━━ STORED RECORDS

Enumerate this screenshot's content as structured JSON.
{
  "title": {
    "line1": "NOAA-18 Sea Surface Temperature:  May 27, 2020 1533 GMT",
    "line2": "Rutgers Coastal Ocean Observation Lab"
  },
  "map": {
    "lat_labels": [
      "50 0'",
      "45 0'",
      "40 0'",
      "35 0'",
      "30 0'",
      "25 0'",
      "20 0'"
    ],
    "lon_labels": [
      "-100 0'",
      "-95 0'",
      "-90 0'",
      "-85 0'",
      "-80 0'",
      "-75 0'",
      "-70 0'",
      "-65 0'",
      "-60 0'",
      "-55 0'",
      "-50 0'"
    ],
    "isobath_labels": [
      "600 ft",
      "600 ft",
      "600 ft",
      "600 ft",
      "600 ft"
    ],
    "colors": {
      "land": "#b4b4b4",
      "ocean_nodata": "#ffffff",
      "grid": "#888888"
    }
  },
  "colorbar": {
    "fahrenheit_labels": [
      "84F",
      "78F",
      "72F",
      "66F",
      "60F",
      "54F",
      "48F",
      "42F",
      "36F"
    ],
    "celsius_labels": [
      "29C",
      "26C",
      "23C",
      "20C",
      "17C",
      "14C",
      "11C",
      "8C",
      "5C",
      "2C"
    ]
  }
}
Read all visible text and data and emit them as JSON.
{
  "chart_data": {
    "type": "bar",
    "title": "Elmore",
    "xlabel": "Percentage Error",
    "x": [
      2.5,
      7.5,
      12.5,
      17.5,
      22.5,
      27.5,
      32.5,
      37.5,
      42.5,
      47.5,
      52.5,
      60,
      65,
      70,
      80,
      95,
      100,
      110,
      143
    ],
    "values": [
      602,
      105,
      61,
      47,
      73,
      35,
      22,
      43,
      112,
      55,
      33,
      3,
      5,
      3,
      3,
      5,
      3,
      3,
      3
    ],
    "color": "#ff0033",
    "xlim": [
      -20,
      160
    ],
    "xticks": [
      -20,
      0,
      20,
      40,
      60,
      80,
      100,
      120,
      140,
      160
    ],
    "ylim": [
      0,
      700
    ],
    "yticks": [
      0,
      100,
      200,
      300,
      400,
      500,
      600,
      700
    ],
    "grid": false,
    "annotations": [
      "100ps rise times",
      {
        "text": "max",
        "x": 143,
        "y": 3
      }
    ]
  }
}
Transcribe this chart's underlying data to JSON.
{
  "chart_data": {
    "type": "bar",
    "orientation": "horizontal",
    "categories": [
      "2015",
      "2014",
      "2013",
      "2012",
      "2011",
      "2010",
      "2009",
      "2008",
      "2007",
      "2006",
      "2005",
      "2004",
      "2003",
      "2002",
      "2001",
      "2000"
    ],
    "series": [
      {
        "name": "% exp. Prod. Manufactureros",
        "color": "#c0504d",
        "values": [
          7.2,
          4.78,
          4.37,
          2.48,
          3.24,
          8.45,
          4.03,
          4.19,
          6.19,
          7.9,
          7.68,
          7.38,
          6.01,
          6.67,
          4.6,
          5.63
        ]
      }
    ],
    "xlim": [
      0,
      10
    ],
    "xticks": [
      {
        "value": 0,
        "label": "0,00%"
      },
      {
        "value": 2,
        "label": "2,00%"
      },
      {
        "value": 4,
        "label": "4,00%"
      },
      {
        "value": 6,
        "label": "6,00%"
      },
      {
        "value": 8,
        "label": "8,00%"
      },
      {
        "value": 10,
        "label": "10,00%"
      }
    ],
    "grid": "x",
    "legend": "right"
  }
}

━━━━

Show all lines from the records above where the word "this" occurs.

## WRITTEN RESPONSE:
Enumerate this screenshot's content as structured JSON.
Transcribe this chart's underlying data to JSON.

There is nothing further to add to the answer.